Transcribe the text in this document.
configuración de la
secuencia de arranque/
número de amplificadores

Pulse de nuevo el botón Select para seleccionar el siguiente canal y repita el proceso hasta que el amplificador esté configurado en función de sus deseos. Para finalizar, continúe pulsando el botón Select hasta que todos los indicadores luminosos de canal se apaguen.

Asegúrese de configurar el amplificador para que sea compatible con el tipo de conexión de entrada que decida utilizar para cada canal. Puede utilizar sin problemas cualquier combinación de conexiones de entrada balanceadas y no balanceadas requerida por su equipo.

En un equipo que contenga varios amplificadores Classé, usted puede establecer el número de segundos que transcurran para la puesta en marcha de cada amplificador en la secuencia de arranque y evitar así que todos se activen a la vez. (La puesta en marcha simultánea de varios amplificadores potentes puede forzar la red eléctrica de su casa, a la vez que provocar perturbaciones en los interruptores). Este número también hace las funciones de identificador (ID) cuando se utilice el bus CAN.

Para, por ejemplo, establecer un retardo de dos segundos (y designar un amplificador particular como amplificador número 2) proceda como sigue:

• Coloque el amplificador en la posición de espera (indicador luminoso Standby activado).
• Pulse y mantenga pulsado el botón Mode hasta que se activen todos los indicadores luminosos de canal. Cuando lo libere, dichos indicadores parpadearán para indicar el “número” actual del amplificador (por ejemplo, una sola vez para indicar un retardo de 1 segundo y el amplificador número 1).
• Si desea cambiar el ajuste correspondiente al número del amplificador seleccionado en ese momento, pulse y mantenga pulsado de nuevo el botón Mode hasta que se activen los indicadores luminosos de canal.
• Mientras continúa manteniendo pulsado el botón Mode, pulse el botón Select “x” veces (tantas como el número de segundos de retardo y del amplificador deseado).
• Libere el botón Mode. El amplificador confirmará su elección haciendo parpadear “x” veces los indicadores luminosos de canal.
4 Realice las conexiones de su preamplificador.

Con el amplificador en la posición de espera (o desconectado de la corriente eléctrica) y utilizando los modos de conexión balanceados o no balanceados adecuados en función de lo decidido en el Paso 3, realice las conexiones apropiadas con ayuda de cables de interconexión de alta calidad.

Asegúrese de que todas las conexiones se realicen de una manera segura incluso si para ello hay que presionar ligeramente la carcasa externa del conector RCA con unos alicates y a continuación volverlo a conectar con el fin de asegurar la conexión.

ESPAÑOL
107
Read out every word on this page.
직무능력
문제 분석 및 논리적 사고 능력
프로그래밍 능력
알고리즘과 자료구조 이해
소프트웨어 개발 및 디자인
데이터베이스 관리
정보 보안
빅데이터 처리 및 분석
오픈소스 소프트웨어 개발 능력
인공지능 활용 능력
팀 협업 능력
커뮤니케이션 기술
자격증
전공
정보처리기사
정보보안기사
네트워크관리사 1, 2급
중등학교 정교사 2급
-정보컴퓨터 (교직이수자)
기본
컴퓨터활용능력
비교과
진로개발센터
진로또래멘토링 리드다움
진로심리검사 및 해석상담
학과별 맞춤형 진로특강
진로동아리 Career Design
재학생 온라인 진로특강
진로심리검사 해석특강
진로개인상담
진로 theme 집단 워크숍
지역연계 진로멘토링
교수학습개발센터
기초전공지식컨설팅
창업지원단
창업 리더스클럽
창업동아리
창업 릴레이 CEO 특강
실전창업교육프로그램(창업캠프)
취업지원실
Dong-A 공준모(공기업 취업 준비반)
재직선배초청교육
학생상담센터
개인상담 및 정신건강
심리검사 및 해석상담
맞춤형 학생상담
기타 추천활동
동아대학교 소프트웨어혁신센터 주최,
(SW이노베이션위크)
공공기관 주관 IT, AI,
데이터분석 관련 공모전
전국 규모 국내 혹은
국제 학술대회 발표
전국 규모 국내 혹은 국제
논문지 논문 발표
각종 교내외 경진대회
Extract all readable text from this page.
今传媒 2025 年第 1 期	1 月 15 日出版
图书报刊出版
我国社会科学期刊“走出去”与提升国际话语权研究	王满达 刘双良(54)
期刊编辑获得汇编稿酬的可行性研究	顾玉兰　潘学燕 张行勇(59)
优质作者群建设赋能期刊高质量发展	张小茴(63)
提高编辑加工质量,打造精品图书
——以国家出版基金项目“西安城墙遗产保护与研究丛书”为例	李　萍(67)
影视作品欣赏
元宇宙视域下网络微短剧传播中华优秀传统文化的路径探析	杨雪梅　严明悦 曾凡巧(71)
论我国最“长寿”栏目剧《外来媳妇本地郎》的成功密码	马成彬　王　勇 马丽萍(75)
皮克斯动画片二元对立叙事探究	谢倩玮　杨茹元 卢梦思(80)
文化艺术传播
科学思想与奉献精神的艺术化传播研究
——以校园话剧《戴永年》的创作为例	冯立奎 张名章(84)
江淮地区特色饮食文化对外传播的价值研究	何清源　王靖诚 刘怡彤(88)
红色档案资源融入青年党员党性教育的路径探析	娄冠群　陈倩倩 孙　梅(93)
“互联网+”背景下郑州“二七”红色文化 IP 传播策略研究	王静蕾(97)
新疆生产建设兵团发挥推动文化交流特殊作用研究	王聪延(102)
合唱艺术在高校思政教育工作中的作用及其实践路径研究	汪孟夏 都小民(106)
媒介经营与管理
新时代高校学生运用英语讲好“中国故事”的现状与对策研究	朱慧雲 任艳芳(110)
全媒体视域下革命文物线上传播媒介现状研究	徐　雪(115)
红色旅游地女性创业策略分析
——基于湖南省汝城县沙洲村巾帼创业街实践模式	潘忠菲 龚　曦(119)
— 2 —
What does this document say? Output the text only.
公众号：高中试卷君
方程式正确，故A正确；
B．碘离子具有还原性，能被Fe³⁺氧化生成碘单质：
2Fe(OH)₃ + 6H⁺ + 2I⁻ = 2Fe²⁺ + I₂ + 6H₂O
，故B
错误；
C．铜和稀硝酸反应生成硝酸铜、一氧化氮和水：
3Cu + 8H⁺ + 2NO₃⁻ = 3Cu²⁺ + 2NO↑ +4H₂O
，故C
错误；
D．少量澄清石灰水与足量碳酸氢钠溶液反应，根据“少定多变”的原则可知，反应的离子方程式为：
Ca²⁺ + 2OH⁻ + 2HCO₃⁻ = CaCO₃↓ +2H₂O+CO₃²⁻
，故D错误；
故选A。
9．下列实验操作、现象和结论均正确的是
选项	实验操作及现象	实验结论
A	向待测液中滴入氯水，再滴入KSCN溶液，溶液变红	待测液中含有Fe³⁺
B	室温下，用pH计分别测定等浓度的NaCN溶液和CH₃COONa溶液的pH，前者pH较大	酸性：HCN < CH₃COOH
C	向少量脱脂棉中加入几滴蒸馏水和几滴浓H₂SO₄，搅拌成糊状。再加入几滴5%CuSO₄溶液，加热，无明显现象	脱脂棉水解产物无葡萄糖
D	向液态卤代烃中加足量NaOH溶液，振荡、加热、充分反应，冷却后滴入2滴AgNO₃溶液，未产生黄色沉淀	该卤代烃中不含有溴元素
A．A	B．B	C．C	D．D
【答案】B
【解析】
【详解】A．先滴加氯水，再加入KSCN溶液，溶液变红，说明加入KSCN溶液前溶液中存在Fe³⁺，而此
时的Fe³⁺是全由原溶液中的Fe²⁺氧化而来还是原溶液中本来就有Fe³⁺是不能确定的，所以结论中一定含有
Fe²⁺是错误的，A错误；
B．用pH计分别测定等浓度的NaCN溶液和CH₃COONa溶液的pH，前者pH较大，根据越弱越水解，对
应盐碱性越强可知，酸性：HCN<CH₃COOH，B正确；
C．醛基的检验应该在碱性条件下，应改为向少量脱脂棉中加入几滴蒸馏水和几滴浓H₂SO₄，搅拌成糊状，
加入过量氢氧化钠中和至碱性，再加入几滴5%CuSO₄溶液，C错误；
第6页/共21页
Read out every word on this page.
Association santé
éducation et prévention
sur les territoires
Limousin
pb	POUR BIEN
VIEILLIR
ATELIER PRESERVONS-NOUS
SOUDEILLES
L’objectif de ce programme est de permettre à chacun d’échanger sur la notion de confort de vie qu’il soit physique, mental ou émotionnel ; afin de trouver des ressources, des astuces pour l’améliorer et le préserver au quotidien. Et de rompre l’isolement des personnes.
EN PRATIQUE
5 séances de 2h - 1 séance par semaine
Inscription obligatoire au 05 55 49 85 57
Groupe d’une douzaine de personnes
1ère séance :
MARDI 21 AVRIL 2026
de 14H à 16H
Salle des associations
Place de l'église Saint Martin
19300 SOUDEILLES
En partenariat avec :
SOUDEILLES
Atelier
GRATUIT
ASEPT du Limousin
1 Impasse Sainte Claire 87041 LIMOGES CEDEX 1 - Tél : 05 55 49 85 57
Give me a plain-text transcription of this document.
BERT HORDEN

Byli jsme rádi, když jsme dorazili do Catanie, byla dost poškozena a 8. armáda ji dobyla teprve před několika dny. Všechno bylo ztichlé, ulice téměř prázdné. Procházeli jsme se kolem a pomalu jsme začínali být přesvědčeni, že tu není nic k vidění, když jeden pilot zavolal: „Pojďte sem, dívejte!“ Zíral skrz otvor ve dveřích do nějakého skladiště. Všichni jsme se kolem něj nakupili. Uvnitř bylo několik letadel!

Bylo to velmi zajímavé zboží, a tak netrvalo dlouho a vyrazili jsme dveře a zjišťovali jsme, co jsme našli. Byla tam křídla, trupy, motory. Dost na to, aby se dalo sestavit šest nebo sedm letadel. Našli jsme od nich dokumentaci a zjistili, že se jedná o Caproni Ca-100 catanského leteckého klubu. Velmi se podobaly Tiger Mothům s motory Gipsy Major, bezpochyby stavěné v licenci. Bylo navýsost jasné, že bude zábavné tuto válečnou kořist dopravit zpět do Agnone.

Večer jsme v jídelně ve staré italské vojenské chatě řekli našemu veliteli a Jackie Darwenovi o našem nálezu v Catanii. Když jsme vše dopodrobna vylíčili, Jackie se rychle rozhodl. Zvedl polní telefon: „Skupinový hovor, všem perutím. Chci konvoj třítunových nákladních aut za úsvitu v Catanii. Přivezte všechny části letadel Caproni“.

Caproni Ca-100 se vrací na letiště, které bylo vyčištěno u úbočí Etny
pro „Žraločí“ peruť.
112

§

Wherever the string "溶液变红" appears in the entries above, list that line.

A	向待测液中滴入氯水，再滴入KSCN溶液，溶液变红	待测液中含有Fe³⁺
【详解】A．先滴加氯水，再加入KSCN溶液，溶液变红，说明加入KSCN溶液前溶液中存在Fe³⁺，而此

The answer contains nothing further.